**Task**
Transcribe the records that follow. Keep every word exactly, and drop the pictures.

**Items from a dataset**
========
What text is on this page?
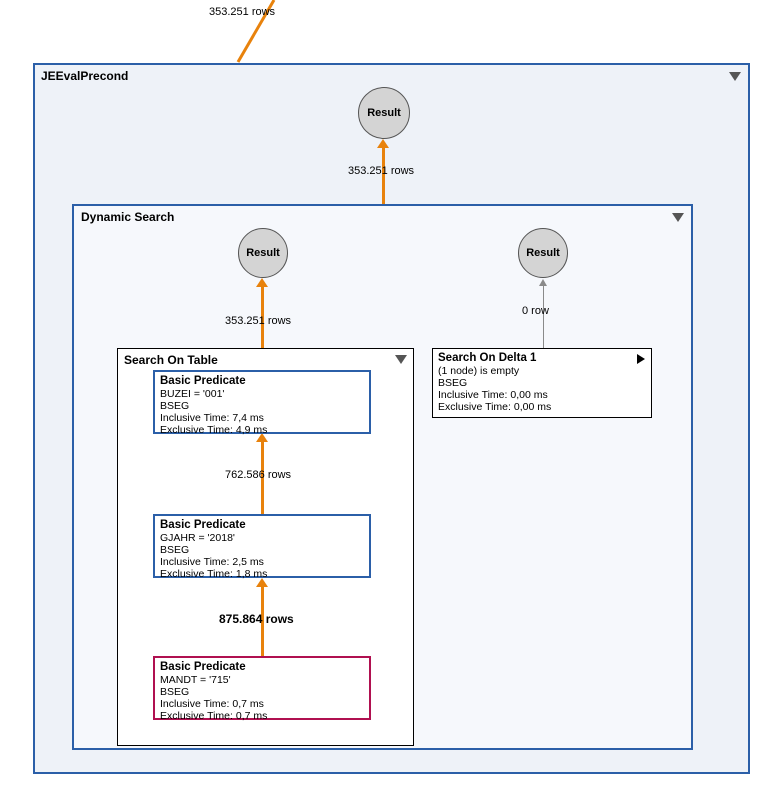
353.251 rows
JEEvalPrecond
Result
353.251 rows
Dynamic Search
Result	Result
353.251 rows
0 row
Search On Table
762.586 rows
875.864 rows
Basic Predicate
BUZEI = '001'
BSEG
Inclusive Time: 7,4 ms
Exclusive Time: 4,9 ms
Basic Predicate
GJAHR = '2018'
BSEG
Inclusive Time: 2,5 ms
Exclusive Time: 1,8 ms
Basic Predicate
MANDT = '715'
BSEG
Inclusive Time: 0,7 ms
Exclusive Time: 0,7 ms
Search On Delta 1
(1 node) is empty
BSEG
Inclusive Time: 0,00 ms
Exclusive Time: 0,00 ms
========
**Solved problem**
What text is on this page?
353.251 rows
JEEvalPrecond
Result
353.251 rows
Dynamic Search
Result	Result
353.251 rows
0 row
Search On Table
762.586 rows
875.864 rows
Basic Predicate
BUZEI = '001'
BSEG
Inclusive Time: 7,4 ms
Exclusive Time: 4,9 ms
Basic Predicate
GJAHR = '2018'
BSEG
Inclusive Time: 2,5 ms
Exclusive Time: 1,8 ms
Basic Predicate
MANDT = '715'
BSEG
Inclusive Time: 0,7 ms
Exclusive Time: 0,7 ms
Search On Delta 1
(1 node) is empty
BSEG
Inclusive Time: 0,00 ms
Exclusive Time: 0,00 ms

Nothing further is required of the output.